**Exercise details:** Return every entry exactly as written.

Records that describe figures
%%

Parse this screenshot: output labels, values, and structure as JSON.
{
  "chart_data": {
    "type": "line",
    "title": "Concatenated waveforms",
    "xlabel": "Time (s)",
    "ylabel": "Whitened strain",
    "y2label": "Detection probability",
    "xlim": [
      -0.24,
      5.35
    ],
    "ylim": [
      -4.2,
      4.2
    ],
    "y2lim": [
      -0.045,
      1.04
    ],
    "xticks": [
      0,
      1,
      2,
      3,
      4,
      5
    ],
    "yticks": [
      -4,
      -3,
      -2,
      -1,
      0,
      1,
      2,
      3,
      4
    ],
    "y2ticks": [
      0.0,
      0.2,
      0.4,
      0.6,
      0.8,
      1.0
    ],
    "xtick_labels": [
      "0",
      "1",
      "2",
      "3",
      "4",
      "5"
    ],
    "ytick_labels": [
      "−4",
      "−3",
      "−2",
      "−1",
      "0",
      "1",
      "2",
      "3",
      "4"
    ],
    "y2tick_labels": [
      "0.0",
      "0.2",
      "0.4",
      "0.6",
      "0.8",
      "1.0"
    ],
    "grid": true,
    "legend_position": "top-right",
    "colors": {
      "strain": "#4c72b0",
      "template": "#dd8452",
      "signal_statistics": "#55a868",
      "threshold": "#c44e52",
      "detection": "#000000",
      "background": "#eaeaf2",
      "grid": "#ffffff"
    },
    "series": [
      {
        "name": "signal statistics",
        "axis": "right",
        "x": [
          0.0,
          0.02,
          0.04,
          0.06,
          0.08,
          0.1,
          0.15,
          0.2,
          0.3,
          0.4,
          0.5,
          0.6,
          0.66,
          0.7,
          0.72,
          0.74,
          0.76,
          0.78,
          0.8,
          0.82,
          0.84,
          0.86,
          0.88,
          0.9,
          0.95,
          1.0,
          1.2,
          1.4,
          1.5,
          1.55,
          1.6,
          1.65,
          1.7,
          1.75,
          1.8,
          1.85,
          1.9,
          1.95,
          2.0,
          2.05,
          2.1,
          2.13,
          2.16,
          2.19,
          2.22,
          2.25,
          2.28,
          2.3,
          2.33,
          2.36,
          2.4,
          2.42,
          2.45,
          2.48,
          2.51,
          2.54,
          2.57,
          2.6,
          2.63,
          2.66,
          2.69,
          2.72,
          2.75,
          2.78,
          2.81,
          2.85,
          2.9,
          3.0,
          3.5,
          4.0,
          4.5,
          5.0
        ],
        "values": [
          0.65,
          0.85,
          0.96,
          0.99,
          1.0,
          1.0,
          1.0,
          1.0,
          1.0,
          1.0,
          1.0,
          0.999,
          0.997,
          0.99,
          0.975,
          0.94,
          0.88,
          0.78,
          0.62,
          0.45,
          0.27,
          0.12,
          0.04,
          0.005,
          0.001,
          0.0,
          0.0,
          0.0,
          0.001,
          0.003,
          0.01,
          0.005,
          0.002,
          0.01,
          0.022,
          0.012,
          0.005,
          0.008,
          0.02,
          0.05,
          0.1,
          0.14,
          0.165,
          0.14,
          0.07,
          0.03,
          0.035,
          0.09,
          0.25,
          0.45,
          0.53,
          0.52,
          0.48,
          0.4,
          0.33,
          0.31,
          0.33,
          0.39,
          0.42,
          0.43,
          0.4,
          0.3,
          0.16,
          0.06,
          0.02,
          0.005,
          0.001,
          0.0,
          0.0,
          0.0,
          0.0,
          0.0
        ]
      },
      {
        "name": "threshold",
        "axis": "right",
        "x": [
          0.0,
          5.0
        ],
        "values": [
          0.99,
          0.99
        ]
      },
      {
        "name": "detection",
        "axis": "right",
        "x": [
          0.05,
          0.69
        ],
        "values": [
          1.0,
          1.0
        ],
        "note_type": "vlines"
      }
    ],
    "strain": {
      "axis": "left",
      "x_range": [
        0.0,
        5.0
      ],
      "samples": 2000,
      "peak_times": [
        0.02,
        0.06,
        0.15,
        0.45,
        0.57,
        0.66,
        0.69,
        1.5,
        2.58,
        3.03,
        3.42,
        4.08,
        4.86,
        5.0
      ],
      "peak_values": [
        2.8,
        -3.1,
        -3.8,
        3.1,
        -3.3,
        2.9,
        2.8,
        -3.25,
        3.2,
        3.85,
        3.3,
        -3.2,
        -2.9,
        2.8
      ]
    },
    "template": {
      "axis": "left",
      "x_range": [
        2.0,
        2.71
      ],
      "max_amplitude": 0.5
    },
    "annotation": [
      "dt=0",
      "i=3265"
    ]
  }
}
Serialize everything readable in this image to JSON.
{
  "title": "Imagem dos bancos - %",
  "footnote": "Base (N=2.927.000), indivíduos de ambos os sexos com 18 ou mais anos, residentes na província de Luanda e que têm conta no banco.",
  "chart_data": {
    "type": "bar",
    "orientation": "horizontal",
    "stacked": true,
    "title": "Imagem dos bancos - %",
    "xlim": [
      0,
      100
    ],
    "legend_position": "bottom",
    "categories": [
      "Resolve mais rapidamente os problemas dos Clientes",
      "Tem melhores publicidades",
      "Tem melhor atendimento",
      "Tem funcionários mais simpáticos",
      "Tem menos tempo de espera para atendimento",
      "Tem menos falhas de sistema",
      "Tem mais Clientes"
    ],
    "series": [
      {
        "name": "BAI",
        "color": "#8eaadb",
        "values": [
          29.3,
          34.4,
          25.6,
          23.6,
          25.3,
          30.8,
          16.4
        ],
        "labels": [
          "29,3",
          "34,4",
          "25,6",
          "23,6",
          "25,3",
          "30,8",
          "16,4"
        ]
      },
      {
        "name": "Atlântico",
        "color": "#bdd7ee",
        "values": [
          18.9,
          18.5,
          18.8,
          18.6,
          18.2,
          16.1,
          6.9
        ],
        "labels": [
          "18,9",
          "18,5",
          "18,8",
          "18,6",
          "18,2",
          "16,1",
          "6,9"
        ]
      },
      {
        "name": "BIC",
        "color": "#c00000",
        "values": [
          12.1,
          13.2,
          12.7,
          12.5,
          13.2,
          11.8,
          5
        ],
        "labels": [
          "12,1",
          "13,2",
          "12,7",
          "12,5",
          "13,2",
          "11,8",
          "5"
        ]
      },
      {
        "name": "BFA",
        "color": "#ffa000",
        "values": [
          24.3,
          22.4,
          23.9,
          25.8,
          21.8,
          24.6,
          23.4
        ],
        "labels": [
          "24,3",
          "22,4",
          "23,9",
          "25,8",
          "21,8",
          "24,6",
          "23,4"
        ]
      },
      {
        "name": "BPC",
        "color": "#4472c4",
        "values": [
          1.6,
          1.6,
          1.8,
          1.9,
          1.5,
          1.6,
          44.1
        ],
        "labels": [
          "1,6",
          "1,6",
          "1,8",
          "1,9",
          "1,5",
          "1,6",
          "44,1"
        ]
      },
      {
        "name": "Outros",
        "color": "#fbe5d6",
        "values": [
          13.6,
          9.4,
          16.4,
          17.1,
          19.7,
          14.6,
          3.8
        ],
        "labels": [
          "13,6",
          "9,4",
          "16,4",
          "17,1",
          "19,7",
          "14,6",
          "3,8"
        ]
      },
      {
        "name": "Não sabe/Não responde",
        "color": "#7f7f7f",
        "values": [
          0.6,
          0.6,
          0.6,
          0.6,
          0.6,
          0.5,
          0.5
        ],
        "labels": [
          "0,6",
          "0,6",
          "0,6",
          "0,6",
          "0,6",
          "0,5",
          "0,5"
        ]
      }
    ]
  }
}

%%

**Solution for this exercise:**
Parse this screenshot: output labels, values, and structure as JSON.
{
  "chart_data": {
    "type": "line",
    "title": "Concatenated waveforms",
    "xlabel": "Time (s)",
    "ylabel": "Whitened strain",
    "y2label": "Detection probability",
    "xlim": [
      -0.24,
      5.35
    ],
    "ylim": [
      -4.2,
      4.2
    ],
    "y2lim": [
      -0.045,
      1.04
    ],
    "xticks": [
      0,
      1,
      2,
      3,
      4,
      5
    ],
    "yticks": [
      -4,
      -3,
      -2,
      -1,
      0,
      1,
      2,
      3,
      4
    ],
    "y2ticks": [
      0.0,
      0.2,
      0.4,
      0.6,
      0.8,
      1.0
    ],
    "xtick_labels": [
      "0",
      "1",
      "2",
      "3",
      "4",
      "5"
    ],
    "ytick_labels": [
      "−4",
      "−3",
      "−2",
      "−1",
      "0",
      "1",
      "2",
      "3",
      "4"
    ],
    "y2tick_labels": [
      "0.0",
      "0.2",
      "0.4",
      "0.6",
      "0.8",
      "1.0"
    ],
    "grid": true,
    "legend_position": "top-right",
    "colors": {
      "strain": "#4c72b0",
      "template": "#dd8452",
      "signal_statistics": "#55a868",
      "threshold": "#c44e52",
      "detection": "#000000",
      "background": "#eaeaf2",
      "grid": "#ffffff"
    },
    "series": [
      {
        "name": "signal statistics",
        "axis": "right",
        "x": [
          0.0,
          0.02,
          0.04,
          0.06,
          0.08,
          0.1,
          0.15,
          0.2,
          0.3,
          0.4,
          0.5,
          0.6,
          0.66,
          0.7,
          0.72,
          0.74,
          0.76,
          0.78,
          0.8,
          0.82,
          0.84,
          0.86,
          0.88,
          0.9,
          0.95,
          1.0,
          1.2,
          1.4,
          1.5,
          1.55,
          1.6,
          1.65,
          1.7,
          1.75,
          1.8,
          1.85,
          1.9,
          1.95,
          2.0,
          2.05,
          2.1,
          2.13,
          2.16,
          2.19,
          2.22,
          2.25,
          2.28,
          2.3,
          2.33,
          2.36,
          2.4,
          2.42,
          2.45,
          2.48,
          2.51,
          2.54,
          2.57,
          2.6,
          2.63,
          2.66,
          2.69,
          2.72,
          2.75,
          2.78,
          2.81,
          2.85,
          2.9,
          3.0,
          3.5,
          4.0,
          4.5,
          5.0
        ],
        "values": [
          0.65,
          0.85,
          0.96,
          0.99,
          1.0,
          1.0,
          1.0,
          1.0,
          1.0,
          1.0,
          1.0,
          0.999,
          0.997,
          0.99,
          0.975,
          0.94,
          0.88,
          0.78,
          0.62,
          0.45,
          0.27,
          0.12,
          0.04,
          0.005,
          0.001,
          0.0,
          0.0,
          0.0,
          0.001,
          0.003,
          0.01,
          0.005,
          0.002,
          0.01,
          0.022,
          0.012,
          0.005,
          0.008,
          0.02,
          0.05,
          0.1,
          0.14,
          0.165,
          0.14,
          0.07,
          0.03,
          0.035,
          0.09,
          0.25,
          0.45,
          0.53,
          0.52,
          0.48,
          0.4,
          0.33,
          0.31,
          0.33,
          0.39,
          0.42,
          0.43,
          0.4,
          0.3,
          0.16,
          0.06,
          0.02,
          0.005,
          0.001,
          0.0,
          0.0,
          0.0,
          0.0,
          0.0
        ]
      },
      {
        "name": "threshold",
        "axis": "right",
        "x": [
          0.0,
          5.0
        ],
        "values": [
          0.99,
          0.99
        ]
      },
      {
        "name": "detection",
        "axis": "right",
        "x": [
          0.05,
          0.69
        ],
        "values": [
          1.0,
          1.0
        ],
        "note_type": "vlines"
      }
    ],
    "strain": {
      "axis": "left",
      "x_range": [
        0.0,
        5.0
      ],
      "samples": 2000,
      "peak_times": [
        0.02,
        0.06,
        0.15,
        0.45,
        0.57,
        0.66,
        0.69,
        1.5,
        2.58,
        3.03,
        3.42,
        4.08,
        4.86,
        5.0
      ],
      "peak_values": [
        2.8,
        -3.1,
        -3.8,
        3.1,
        -3.3,
        2.9,
        2.8,
        -3.25,
        3.2,
        3.85,
        3.3,
        -3.2,
        -2.9,
        2.8
      ]
    },
    "template": {
      "axis": "left",
      "x_range": [
        2.0,
        2.71
      ],
      "max_amplitude": 0.5
    },
    "annotation": [
      "dt=0",
      "i=3265"
    ]
  }
}
Serialize everything readable in this image to JSON.
{
  "title": "Imagem dos bancos - %",
  "footnote": "Base (N=2.927.000), indivíduos de ambos os sexos com 18 ou mais anos, residentes na província de Luanda e que têm conta no banco.",
  "chart_data": {
    "type": "bar",
    "orientation": "horizontal",
    "stacked": true,
    "title": "Imagem dos bancos - %",
    "xlim": [
      0,
      100
    ],
    "legend_position": "bottom",
    "categories": [
      "Resolve mais rapidamente os problemas dos Clientes",
      "Tem melhores publicidades",
      "Tem melhor atendimento",
      "Tem funcionários mais simpáticos",
      "Tem menos tempo de espera para atendimento",
      "Tem menos falhas de sistema",
      "Tem mais Clientes"
    ],
    "series": [
      {
        "name": "BAI",
        "color": "#8eaadb",
        "values": [
          29.3,
          34.4,
          25.6,
          23.6,
          25.3,
          30.8,
          16.4
        ],
        "labels": [
          "29,3",
          "34,4",
          "25,6",
          "23,6",
          "25,3",
          "30,8",
          "16,4"
        ]
      },
      {
        "name": "Atlântico",
        "color": "#bdd7ee",
        "values": [
          18.9,
          18.5,
          18.8,
          18.6,
          18.2,
          16.1,
          6.9
        ],
        "labels": [
          "18,9",
          "18,5",
          "18,8",
          "18,6",
          "18,2",
          "16,1",
          "6,9"
        ]
      },
      {
        "name": "BIC",
        "color": "#c00000",
        "values": [
          12.1,
          13.2,
          12.7,
          12.5,
          13.2,
          11.8,
          5
        ],
        "labels": [
          "12,1",
          "13,2",
          "12,7",
          "12,5",
          "13,2",
          "11,8",
          "5"
        ]
      },
      {
        "name": "BFA",
        "color": "#ffa000",
        "values": [
          24.3,
          22.4,
          23.9,
          25.8,
          21.8,
          24.6,
          23.4
        ],
        "labels": [
          "24,3",
          "22,4",
          "23,9",
          "25,8",
          "21,8",
          "24,6",
          "23,4"
        ]
      },
      {
        "name": "BPC",
        "color": "#4472c4",
        "values": [
          1.6,
          1.6,
          1.8,
          1.9,
          1.5,
          1.6,
          44.1
        ],
        "labels": [
          "1,6",
          "1,6",
          "1,8",
          "1,9",
          "1,5",
          "1,6",
          "44,1"
        ]
      },
      {
        "name": "Outros",
        "color": "#fbe5d6",
        "values": [
          13.6,
          9.4,
          16.4,
          17.1,
          19.7,
          14.6,
          3.8
        ],
        "labels": [
          "13,6",
          "9,4",
          "16,4",
          "17,1",
          "19,7",
          "14,6",
          "3,8"
        ]
      },
      {
        "name": "Não sabe/Não responde",
        "color": "#7f7f7f",
        "values": [
          0.6,
          0.6,
          0.6,
          0.6,
          0.6,
          0.5,
          0.5
        ],
        "labels": [
          "0,6",
          "0,6",
          "0,6",
          "0,6",
          "0,6",
          "0,5",
          "0,5"
        ]
      }
    ]
  }
}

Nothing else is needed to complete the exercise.